GOAL OF THE EXERCISE :: Search the data for the string "امیرالمومنین" and extract every line where it appears.

::: INPUT MATERIAL :::

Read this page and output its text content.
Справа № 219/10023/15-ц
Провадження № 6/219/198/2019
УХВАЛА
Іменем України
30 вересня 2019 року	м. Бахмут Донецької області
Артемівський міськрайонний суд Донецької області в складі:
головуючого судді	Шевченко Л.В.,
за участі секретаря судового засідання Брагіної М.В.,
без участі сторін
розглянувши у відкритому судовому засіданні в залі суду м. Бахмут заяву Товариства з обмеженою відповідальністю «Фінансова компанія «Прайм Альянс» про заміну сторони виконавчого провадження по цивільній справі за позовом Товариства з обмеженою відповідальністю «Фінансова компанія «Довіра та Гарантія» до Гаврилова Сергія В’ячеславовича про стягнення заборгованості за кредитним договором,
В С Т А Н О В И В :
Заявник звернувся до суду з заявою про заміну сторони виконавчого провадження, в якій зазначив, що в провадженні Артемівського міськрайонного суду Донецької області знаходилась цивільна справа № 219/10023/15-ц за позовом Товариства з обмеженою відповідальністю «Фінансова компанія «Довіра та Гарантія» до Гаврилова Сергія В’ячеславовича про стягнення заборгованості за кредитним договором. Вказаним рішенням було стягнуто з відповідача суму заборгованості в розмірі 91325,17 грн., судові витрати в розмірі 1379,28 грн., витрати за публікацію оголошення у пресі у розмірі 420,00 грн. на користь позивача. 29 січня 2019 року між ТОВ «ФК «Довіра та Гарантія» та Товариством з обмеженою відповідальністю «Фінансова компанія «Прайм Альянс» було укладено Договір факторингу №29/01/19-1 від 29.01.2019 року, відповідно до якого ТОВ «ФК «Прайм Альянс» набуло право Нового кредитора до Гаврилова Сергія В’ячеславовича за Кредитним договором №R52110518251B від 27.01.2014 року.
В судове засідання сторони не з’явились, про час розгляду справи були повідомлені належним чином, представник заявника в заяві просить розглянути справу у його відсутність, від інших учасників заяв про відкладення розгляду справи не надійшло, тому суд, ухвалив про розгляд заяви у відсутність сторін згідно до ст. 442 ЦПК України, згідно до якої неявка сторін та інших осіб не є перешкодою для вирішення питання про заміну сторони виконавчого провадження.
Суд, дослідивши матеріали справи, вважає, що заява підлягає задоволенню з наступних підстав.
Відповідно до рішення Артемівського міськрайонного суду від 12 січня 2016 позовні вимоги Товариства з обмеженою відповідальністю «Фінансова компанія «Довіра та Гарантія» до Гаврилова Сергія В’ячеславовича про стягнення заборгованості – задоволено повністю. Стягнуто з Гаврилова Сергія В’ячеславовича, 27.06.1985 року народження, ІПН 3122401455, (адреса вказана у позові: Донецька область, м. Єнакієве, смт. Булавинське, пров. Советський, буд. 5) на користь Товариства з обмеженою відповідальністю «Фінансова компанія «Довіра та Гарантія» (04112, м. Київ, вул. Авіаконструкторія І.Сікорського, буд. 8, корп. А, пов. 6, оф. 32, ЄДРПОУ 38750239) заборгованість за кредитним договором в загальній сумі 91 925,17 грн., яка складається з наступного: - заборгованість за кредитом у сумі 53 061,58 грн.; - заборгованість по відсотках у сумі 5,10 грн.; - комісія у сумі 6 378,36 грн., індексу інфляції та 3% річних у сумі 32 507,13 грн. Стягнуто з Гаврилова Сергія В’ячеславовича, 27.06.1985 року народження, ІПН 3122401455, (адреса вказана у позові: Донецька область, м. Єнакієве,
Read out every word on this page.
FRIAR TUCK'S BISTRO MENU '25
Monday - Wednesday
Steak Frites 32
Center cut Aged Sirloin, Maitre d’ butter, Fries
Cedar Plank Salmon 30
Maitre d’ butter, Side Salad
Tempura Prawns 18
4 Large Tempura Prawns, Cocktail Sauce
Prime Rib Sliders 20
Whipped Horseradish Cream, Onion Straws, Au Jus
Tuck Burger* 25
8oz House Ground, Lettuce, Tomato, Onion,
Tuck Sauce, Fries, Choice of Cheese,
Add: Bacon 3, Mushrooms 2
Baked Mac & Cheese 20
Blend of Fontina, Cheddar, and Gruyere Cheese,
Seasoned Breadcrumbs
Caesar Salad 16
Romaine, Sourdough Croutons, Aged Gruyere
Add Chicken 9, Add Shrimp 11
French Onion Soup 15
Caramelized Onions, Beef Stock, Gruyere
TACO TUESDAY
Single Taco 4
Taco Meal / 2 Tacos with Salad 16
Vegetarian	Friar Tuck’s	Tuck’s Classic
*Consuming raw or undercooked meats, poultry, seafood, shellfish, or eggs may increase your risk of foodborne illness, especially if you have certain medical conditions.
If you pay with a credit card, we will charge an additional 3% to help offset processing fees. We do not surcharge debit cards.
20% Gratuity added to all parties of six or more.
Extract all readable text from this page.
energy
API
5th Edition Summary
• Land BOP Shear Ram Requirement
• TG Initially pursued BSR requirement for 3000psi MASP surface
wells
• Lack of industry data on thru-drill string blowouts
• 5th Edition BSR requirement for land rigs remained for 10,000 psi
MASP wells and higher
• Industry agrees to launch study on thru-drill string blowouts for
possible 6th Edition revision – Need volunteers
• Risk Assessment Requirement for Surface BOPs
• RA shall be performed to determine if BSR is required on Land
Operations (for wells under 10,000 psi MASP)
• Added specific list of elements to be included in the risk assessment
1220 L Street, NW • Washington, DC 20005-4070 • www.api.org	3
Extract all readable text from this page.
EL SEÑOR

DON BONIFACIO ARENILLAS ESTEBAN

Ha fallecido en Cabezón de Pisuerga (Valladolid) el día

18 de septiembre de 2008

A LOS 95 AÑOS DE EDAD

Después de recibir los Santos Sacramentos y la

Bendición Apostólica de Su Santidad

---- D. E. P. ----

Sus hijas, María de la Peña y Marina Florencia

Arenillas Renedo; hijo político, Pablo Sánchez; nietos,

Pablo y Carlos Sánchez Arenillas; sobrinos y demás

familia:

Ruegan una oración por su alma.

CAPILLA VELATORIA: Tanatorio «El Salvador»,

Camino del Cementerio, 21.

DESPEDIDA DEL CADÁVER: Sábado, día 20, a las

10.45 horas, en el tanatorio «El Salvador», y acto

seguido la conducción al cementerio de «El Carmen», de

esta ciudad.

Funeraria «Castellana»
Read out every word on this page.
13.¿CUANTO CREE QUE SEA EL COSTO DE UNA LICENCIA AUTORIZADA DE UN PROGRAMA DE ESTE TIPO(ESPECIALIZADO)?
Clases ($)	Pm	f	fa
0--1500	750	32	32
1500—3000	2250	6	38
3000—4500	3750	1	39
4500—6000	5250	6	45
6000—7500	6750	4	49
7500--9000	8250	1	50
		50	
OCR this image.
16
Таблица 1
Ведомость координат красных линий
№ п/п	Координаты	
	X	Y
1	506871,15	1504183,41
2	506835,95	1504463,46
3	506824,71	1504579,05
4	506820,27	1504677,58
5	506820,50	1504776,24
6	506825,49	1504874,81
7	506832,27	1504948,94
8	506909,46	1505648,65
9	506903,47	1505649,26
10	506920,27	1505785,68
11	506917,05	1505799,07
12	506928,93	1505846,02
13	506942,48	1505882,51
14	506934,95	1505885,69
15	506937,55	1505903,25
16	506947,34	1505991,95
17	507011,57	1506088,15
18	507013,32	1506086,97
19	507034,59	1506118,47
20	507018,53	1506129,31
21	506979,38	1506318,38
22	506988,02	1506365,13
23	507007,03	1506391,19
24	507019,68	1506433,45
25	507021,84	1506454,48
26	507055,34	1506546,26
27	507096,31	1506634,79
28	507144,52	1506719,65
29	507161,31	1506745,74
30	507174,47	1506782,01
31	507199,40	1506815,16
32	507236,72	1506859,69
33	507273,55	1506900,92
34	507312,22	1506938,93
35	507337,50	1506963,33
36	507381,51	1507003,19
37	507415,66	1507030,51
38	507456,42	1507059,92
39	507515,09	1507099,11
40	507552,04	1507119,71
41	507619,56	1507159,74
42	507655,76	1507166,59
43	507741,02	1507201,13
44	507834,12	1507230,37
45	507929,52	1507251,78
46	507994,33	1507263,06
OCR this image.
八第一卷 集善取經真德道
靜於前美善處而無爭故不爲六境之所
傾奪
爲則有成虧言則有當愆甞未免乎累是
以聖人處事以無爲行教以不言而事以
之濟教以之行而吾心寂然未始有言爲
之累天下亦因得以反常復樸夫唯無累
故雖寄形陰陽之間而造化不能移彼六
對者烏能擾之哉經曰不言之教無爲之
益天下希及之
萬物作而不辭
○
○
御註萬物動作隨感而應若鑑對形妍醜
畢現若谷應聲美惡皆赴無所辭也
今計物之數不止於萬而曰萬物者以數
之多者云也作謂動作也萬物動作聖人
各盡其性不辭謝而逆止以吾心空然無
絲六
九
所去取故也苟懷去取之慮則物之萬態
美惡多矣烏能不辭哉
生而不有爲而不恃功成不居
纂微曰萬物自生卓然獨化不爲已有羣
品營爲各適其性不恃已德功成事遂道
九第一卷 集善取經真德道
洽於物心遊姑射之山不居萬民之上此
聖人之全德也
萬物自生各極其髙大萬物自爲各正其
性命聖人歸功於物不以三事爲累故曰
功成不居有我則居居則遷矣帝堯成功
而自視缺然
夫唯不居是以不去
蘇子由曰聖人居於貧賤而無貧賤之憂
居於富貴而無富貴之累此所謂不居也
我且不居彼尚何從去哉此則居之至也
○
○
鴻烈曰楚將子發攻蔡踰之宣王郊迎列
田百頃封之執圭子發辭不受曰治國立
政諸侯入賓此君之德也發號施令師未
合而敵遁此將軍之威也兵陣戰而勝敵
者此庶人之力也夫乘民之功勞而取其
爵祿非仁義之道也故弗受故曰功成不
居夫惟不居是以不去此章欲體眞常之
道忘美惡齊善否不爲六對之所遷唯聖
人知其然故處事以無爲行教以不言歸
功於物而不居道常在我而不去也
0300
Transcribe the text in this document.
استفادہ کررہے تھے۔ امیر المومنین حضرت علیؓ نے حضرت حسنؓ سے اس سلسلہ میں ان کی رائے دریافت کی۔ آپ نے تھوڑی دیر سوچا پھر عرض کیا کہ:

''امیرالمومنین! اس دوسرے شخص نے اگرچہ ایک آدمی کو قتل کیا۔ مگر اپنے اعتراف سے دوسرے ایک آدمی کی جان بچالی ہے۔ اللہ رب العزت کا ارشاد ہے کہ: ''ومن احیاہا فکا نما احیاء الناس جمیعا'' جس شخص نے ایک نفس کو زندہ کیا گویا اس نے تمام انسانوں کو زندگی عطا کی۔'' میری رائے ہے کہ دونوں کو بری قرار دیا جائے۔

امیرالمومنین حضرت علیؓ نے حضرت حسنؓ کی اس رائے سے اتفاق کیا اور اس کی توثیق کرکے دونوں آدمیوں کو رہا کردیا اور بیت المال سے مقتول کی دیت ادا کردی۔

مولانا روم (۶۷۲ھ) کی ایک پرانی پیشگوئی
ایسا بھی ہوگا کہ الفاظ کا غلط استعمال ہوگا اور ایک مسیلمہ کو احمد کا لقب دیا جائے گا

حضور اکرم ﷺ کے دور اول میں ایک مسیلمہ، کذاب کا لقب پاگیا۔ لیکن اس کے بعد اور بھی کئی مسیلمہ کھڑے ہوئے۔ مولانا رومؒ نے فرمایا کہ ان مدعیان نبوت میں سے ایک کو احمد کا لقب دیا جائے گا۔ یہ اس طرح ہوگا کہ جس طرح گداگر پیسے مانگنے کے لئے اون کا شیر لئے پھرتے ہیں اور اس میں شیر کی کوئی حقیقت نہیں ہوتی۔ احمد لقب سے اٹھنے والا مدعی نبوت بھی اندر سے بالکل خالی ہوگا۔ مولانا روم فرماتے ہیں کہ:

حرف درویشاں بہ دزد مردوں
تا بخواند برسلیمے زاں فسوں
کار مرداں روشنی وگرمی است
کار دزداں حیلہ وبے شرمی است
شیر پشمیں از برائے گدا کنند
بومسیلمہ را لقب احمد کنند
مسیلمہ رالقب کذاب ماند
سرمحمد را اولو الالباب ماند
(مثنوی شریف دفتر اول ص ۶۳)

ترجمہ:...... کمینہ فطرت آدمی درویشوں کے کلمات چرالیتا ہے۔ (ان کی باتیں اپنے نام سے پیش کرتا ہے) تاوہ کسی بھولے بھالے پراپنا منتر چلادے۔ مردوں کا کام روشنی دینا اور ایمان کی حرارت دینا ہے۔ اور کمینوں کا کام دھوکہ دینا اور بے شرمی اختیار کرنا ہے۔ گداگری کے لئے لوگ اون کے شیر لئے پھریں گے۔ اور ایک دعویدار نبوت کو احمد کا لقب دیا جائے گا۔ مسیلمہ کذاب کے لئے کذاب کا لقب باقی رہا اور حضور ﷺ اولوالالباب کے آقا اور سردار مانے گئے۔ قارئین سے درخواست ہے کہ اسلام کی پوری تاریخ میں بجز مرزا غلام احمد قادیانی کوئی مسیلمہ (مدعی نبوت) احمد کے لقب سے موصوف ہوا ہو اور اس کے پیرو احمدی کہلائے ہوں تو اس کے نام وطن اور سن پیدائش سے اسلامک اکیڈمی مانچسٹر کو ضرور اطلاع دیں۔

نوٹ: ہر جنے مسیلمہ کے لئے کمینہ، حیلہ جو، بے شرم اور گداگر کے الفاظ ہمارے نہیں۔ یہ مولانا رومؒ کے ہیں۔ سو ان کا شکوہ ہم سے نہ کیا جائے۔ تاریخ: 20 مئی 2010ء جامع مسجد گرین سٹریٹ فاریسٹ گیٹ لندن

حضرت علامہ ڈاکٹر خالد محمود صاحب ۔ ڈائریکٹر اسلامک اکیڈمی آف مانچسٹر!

:::

RESULT OF THE EXERCISE ::
''امیرالمومنین! اس دوسرے شخص نے اگرچہ ایک آدمی کو قتل کیا۔ مگر اپنے اعتراف سے دوسرے ایک آدمی کی جان بچالی ہے۔ اللہ رب العزت کا ارشاد ہے کہ: ''ومن احیاہا فکا نما احیاء الناس جمیعا'' جس شخص نے ایک نفس کو زندہ کیا گویا اس نے تمام انسانوں کو زندگی عطا کی۔'' میری رائے ہے کہ دونوں کو بری قرار دیا جائے۔
امیرالمومنین حضرت علیؓ نے حضرت حسنؓ کی اس رائے سے اتفاق کیا اور اس کی توثیق کرکے دونوں آدمیوں کو رہا کردیا اور بیت المال سے مقتول کی دیت ادا کردی۔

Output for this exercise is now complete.